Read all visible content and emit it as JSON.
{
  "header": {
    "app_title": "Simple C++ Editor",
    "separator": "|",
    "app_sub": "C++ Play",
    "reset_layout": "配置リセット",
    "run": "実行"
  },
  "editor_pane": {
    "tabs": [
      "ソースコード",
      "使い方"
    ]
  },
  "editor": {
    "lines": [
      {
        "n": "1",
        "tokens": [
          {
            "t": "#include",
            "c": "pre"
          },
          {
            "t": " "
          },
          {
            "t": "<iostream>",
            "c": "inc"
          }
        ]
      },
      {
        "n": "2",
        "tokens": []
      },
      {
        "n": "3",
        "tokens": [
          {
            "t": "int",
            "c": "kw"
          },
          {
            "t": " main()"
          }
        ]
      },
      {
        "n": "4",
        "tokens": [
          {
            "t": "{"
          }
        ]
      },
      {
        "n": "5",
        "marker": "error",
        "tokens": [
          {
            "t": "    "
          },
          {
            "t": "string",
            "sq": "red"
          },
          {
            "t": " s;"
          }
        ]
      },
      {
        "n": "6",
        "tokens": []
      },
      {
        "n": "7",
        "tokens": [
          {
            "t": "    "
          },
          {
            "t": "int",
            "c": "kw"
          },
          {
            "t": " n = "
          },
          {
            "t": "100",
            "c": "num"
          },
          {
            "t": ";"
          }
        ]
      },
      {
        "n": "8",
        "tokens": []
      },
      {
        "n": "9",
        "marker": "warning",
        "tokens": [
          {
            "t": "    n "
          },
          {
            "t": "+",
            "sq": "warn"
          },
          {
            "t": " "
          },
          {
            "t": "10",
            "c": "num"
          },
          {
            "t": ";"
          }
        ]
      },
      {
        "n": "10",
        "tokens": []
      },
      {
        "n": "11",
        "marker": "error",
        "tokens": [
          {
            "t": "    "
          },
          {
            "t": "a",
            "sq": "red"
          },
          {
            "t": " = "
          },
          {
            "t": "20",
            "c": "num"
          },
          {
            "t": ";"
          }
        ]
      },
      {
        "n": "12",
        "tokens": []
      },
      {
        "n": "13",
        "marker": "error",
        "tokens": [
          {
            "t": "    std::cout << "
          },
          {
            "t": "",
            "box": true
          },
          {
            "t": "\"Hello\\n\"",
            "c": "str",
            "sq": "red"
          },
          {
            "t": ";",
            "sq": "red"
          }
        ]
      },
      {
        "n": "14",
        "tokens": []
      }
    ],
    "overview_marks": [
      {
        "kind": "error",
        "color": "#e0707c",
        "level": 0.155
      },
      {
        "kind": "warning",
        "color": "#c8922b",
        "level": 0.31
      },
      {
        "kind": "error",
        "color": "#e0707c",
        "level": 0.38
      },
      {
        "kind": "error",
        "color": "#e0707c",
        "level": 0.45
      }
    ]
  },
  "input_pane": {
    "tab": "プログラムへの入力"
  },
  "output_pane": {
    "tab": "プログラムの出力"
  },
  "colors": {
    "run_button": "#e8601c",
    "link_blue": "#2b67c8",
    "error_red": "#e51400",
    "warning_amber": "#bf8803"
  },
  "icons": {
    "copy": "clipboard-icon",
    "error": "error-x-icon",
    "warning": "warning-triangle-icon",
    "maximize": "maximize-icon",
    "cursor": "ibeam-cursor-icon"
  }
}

Job: Copy each line above containing the string "level".

Solution for this problem:
        "level": 0.155
        "level": 0.31
        "level": 0.38
        "level": 0.45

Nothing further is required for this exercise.